- TO BE DONE
Check each line of the data below for the word "presenza", then extract the ones that have it.

..............................

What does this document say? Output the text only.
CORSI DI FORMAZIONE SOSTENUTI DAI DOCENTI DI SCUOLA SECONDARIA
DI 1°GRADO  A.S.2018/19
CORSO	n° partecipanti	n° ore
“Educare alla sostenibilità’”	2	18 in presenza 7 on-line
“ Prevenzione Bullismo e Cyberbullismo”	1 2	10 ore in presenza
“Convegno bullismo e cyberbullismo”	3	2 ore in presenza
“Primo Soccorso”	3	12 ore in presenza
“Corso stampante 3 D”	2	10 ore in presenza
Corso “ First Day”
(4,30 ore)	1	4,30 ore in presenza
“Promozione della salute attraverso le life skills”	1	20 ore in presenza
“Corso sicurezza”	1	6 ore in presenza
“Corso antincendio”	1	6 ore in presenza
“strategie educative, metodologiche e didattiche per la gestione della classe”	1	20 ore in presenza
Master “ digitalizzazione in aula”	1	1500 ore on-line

..............................

- ANSWER IN FULL
“Educare alla sostenibilità’”	2	18 in presenza 7 on-line
“ Prevenzione Bullismo e Cyberbullismo”	1 2	10 ore in presenza
“Convegno bullismo e cyberbullismo”	3	2 ore in presenza
“Primo Soccorso”	3	12 ore in presenza
“Corso stampante 3 D”	2	10 ore in presenza
(4,30 ore)	1	4,30 ore in presenza
“Promozione della salute attraverso le life skills”	1	20 ore in presenza
“Corso sicurezza”	1	6 ore in presenza
“Corso antincendio”	1	6 ore in presenza
“strategie educative, metodologiche e didattiche per la gestione della classe”	1	20 ore in presenza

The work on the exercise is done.